-------- Source data --------
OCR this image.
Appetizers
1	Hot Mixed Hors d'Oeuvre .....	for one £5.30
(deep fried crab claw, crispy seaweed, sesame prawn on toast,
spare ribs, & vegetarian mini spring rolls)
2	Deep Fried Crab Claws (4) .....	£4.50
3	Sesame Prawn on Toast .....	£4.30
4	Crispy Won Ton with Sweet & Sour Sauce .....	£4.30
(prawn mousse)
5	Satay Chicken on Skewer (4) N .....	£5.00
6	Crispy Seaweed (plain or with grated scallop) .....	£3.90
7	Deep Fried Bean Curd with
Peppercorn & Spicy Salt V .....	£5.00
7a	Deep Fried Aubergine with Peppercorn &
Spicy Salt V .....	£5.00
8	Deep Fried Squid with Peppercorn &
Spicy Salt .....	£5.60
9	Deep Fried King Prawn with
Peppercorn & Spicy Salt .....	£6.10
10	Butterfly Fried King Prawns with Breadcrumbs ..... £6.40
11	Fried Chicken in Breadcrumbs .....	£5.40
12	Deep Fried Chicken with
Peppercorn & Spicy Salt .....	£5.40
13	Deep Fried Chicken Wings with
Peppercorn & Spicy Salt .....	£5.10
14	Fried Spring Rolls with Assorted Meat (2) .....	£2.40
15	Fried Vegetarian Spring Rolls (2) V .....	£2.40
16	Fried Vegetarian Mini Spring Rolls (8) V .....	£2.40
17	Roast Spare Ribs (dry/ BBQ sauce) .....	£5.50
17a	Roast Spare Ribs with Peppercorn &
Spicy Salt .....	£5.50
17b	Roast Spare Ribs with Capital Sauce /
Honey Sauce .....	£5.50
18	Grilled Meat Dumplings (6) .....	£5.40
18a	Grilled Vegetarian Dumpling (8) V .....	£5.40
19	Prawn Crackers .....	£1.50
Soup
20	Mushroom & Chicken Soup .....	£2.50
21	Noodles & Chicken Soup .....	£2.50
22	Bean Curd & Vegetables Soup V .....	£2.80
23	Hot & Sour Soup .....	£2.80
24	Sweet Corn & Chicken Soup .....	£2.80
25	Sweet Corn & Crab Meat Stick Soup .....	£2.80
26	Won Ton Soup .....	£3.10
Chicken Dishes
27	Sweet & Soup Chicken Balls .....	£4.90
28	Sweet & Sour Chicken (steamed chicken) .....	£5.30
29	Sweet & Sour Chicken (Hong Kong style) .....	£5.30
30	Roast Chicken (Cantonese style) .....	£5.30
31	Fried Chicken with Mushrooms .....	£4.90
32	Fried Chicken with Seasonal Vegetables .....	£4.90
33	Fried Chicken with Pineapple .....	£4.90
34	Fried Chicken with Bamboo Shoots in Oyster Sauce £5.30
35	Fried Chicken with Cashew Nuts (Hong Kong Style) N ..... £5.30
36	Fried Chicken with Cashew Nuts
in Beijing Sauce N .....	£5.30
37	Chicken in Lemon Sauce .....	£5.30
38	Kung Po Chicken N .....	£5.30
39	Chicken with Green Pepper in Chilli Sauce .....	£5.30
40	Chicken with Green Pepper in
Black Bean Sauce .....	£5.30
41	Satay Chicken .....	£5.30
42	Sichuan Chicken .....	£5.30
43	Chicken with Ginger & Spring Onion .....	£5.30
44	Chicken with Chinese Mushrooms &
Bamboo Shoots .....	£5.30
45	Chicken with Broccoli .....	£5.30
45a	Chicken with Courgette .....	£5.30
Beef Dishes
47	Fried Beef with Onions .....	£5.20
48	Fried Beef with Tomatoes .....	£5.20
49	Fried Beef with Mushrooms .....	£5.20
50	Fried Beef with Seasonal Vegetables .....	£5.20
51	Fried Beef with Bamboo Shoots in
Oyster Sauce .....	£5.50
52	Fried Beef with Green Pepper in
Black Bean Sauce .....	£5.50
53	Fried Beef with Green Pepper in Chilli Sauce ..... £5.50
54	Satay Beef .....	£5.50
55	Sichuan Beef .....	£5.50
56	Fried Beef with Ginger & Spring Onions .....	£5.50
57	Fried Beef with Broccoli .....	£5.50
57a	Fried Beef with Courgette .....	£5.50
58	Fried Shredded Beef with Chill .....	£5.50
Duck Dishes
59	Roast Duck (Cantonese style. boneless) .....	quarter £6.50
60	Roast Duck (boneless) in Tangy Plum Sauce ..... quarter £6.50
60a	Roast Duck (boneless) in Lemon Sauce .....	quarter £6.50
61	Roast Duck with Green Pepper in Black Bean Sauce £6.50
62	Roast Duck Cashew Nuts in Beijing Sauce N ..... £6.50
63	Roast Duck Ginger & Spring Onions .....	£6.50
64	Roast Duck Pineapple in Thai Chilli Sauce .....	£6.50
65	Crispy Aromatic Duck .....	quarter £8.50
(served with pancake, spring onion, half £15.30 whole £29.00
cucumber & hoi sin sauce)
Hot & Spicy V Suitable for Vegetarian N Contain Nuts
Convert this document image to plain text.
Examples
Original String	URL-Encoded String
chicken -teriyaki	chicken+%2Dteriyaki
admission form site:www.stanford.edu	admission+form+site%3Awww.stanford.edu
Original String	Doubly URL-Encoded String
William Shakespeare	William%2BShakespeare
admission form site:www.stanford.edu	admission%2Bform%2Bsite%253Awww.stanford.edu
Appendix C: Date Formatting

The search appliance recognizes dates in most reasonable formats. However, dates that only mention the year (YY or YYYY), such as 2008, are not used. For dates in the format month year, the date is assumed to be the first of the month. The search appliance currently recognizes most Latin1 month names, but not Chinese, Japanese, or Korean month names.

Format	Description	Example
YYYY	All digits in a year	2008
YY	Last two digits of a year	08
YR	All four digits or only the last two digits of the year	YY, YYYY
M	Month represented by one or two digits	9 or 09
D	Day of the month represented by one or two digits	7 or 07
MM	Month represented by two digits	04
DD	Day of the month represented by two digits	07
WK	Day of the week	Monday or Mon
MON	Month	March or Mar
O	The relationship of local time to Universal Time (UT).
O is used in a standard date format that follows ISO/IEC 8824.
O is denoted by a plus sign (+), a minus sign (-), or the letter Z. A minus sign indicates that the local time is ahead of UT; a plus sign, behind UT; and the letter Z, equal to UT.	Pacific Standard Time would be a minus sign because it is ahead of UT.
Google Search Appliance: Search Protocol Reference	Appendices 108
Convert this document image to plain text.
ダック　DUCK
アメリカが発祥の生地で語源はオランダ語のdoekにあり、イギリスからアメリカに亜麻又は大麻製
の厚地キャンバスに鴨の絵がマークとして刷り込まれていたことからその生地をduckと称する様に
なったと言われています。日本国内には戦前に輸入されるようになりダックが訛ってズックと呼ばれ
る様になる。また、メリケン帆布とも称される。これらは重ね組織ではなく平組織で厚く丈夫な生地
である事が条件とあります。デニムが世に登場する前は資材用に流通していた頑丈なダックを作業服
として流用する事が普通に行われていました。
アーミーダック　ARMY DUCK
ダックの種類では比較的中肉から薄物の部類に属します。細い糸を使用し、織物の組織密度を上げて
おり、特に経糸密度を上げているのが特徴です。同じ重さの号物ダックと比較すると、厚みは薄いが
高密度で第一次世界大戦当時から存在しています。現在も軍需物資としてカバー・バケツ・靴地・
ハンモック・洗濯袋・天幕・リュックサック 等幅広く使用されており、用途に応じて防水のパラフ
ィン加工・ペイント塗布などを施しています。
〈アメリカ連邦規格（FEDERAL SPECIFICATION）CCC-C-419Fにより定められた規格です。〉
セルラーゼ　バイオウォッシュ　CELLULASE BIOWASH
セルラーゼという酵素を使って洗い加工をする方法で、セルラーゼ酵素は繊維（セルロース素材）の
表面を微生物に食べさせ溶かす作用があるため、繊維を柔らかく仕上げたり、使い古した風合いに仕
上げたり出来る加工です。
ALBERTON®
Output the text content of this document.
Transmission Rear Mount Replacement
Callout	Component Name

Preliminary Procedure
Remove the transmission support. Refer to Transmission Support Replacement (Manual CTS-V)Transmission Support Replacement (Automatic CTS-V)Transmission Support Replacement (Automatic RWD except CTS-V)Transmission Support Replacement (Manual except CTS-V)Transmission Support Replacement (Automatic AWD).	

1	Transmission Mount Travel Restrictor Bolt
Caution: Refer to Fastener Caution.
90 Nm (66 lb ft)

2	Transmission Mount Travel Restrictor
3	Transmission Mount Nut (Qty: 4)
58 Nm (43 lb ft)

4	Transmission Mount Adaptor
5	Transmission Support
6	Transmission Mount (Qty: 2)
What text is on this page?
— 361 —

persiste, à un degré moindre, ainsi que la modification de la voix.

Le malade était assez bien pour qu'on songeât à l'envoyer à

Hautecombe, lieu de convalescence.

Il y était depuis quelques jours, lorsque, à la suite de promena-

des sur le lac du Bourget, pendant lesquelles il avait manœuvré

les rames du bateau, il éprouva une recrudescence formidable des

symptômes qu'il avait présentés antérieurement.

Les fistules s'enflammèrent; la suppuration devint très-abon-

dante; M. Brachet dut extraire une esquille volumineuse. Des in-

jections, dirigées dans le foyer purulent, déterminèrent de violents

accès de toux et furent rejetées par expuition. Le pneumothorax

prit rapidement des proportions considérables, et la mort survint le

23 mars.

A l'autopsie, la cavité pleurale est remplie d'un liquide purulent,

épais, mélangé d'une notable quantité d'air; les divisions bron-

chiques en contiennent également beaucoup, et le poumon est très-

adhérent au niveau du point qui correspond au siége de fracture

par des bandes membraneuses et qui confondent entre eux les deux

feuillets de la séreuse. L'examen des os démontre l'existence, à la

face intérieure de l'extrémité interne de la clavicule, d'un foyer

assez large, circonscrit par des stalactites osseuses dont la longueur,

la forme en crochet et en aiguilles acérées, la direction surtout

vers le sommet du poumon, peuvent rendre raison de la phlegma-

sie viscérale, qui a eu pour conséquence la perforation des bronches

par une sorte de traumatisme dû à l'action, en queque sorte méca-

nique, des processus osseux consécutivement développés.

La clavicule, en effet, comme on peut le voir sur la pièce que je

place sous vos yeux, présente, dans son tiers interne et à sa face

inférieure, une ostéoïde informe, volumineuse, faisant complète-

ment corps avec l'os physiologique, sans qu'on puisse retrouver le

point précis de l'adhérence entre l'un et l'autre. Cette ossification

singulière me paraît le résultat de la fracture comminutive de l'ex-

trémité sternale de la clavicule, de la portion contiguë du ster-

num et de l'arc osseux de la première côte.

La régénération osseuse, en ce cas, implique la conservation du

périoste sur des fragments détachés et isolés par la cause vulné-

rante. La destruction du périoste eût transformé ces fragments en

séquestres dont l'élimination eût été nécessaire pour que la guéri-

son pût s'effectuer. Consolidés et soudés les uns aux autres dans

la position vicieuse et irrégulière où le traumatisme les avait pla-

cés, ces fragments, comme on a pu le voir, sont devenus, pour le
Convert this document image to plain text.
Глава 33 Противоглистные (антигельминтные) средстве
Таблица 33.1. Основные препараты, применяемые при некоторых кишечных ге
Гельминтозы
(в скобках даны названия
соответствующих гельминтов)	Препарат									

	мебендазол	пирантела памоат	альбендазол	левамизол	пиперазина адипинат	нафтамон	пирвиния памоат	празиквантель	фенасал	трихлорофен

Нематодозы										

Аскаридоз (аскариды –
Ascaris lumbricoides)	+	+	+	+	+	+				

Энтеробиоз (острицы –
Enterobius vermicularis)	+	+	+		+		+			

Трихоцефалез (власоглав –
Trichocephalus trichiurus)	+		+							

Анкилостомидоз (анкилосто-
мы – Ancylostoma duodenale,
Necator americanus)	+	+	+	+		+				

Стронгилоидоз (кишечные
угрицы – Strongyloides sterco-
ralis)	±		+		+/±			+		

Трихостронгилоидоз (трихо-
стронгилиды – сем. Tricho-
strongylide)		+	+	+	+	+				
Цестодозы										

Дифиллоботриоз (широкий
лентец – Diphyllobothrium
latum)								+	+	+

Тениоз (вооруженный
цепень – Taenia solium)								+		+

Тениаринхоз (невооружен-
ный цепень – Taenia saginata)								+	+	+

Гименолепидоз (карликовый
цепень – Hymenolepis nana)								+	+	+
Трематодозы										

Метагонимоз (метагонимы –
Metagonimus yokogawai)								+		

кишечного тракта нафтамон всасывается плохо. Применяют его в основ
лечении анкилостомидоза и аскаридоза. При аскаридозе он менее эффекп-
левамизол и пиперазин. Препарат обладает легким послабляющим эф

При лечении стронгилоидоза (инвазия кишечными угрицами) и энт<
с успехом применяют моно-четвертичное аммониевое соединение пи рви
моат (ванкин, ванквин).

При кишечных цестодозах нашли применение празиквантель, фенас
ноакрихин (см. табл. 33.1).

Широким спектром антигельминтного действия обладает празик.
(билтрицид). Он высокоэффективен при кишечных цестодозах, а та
--------
## Do this
Copy, from the material above, each line in which the string "Grilled" occurs.

## Exercise answer
18	Grilled Meat Dumplings (6) .....	£5.40
18a	Grilled Vegetarian Dumpling (8) V .....	£5.40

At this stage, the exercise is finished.